--- START Data to use ---
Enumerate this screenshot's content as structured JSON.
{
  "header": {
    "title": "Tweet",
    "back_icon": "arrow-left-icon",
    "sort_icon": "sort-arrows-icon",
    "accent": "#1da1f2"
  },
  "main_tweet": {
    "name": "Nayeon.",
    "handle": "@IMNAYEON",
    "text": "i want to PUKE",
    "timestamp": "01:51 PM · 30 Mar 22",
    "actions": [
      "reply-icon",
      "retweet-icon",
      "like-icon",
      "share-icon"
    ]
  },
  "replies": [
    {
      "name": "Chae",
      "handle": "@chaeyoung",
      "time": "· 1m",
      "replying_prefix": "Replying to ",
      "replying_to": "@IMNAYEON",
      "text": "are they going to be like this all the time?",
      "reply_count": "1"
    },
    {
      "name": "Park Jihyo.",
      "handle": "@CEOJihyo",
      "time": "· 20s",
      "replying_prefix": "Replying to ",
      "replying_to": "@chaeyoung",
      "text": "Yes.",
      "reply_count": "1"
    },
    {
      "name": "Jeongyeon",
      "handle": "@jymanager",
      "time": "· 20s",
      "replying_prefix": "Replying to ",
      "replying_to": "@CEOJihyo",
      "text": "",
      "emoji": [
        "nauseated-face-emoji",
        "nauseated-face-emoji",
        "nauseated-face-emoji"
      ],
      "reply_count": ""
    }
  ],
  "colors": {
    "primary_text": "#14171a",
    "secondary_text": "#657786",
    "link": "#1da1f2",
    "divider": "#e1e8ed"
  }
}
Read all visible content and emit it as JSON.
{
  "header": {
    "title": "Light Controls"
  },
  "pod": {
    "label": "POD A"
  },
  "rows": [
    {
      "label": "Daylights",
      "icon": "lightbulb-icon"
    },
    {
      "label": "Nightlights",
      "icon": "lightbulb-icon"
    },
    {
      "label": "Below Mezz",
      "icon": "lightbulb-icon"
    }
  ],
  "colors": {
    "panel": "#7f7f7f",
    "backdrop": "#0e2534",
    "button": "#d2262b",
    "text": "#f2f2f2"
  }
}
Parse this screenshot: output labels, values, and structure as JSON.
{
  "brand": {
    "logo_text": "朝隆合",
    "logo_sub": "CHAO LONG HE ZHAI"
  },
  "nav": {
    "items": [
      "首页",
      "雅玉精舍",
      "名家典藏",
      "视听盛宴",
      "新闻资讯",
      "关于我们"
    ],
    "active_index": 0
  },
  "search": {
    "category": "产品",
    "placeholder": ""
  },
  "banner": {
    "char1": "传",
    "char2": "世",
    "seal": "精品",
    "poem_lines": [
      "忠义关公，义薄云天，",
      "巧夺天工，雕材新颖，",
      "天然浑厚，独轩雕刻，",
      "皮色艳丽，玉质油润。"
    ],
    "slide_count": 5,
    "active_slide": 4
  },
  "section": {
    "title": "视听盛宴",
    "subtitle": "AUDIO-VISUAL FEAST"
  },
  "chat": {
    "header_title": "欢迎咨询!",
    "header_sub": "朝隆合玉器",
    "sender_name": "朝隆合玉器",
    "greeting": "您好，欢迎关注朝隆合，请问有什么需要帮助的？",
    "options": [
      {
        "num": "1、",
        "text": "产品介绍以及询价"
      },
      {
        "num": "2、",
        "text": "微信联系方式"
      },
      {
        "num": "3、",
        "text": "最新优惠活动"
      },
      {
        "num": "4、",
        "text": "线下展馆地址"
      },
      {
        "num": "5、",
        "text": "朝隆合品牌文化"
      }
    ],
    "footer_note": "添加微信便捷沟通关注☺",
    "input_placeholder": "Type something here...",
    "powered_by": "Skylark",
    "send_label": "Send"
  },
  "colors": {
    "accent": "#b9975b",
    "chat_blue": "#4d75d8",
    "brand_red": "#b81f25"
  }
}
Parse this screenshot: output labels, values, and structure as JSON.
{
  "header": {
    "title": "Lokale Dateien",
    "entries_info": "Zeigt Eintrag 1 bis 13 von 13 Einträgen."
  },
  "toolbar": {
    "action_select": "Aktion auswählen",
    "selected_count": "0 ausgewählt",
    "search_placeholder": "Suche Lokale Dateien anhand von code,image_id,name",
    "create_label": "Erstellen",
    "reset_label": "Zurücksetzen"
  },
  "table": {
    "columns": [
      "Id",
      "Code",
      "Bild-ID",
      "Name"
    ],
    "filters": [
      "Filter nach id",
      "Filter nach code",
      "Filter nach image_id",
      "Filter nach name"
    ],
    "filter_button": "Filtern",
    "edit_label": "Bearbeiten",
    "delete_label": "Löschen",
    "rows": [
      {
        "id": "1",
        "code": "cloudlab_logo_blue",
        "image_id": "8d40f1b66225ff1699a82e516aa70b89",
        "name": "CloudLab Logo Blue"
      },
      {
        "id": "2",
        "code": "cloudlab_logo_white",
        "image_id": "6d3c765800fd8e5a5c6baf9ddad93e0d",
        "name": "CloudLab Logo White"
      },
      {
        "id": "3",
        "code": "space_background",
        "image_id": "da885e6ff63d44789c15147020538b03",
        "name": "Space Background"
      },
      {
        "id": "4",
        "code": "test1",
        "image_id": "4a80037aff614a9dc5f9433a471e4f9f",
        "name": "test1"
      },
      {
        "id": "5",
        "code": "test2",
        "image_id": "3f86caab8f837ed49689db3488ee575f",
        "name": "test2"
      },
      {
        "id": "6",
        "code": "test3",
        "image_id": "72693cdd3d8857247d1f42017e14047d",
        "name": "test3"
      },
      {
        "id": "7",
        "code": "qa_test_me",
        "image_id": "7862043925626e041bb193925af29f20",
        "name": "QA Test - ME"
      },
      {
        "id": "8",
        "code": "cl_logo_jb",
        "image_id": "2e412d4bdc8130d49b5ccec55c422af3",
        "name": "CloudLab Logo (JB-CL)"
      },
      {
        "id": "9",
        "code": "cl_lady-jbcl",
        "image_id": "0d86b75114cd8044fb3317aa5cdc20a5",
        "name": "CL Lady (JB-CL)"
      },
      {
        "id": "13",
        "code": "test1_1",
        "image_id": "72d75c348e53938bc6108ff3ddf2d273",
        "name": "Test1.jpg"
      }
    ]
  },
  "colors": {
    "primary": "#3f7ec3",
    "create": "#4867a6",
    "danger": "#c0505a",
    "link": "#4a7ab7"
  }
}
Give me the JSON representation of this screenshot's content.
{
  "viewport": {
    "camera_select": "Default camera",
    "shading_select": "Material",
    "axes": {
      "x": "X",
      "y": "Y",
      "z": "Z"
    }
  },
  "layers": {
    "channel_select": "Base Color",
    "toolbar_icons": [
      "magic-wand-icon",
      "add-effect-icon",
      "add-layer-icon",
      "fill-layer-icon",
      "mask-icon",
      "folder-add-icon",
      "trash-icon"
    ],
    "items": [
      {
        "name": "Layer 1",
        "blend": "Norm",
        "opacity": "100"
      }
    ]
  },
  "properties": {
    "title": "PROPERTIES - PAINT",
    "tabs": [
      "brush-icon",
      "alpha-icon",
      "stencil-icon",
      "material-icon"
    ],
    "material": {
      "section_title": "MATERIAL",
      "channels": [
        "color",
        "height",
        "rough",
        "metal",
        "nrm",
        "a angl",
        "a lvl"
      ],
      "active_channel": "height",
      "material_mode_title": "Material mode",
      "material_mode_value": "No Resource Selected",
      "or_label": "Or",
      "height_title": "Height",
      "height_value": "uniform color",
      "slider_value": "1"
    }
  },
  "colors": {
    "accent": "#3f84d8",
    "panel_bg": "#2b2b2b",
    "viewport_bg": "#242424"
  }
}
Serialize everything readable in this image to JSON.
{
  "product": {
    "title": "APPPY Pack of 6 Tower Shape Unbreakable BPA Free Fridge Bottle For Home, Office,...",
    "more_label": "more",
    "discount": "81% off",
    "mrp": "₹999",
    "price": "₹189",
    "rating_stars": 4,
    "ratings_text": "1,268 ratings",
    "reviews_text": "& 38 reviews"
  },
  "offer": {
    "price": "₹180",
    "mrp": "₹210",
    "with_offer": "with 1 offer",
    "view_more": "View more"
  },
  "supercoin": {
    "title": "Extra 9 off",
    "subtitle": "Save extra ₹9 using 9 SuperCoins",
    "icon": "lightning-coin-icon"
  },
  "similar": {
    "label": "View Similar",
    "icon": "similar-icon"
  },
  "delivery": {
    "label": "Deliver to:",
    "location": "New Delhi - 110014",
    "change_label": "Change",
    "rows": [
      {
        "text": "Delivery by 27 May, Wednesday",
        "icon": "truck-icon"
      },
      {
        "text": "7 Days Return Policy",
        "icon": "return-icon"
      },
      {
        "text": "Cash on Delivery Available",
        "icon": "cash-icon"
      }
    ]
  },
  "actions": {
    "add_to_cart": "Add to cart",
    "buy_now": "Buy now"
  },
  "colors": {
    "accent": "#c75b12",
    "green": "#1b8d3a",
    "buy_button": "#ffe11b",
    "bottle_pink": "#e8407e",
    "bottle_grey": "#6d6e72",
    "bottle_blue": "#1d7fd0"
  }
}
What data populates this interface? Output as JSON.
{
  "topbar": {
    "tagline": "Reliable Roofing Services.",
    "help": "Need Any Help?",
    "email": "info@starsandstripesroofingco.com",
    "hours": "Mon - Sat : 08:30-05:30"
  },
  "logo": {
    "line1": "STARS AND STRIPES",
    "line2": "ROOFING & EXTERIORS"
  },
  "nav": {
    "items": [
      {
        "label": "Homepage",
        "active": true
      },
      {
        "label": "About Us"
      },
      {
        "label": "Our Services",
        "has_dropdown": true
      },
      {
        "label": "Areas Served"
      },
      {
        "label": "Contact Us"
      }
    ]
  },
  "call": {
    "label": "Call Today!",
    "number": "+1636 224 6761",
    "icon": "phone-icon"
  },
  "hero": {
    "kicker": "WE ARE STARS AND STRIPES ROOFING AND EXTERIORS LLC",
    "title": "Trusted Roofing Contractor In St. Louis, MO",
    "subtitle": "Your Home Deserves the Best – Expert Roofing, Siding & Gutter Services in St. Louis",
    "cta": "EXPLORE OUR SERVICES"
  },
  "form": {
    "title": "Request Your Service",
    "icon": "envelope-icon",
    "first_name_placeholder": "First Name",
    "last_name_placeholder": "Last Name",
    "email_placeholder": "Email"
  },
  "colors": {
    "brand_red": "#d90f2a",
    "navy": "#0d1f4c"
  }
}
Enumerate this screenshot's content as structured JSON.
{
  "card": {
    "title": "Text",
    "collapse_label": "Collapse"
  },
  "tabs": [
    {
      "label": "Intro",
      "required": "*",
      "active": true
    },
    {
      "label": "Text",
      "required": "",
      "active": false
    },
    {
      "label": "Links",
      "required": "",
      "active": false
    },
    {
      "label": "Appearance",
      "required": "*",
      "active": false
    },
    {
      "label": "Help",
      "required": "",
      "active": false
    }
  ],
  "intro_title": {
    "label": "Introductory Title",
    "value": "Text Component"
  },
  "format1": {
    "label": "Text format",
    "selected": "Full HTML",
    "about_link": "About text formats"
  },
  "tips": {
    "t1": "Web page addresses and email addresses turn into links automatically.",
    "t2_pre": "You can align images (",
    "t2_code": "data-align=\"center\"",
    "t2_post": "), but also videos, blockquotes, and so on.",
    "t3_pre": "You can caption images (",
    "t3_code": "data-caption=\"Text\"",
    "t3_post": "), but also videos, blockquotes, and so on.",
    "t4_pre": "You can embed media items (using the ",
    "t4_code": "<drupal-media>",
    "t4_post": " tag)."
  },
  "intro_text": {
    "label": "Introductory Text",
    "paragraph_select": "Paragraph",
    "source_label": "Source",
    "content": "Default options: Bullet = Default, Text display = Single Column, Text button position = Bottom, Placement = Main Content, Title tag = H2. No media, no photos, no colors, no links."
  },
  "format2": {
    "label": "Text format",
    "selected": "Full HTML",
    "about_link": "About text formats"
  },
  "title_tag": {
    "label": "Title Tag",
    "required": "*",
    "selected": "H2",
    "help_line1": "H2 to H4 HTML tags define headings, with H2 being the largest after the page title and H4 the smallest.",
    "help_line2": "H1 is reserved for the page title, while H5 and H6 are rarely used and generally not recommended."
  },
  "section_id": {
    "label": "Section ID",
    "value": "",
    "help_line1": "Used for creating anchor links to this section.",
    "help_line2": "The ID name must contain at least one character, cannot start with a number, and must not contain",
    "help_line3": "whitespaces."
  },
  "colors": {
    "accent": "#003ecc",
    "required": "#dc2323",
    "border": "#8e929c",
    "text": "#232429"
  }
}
--- END Data to use ---
## Aim:
Only lines with "videos" are wanted here; list each of them.

## Answer to the exercise:
    "t2_post": "), but also videos, blockquotes, and so on.",
    "t3_post": "), but also videos, blockquotes, and so on.",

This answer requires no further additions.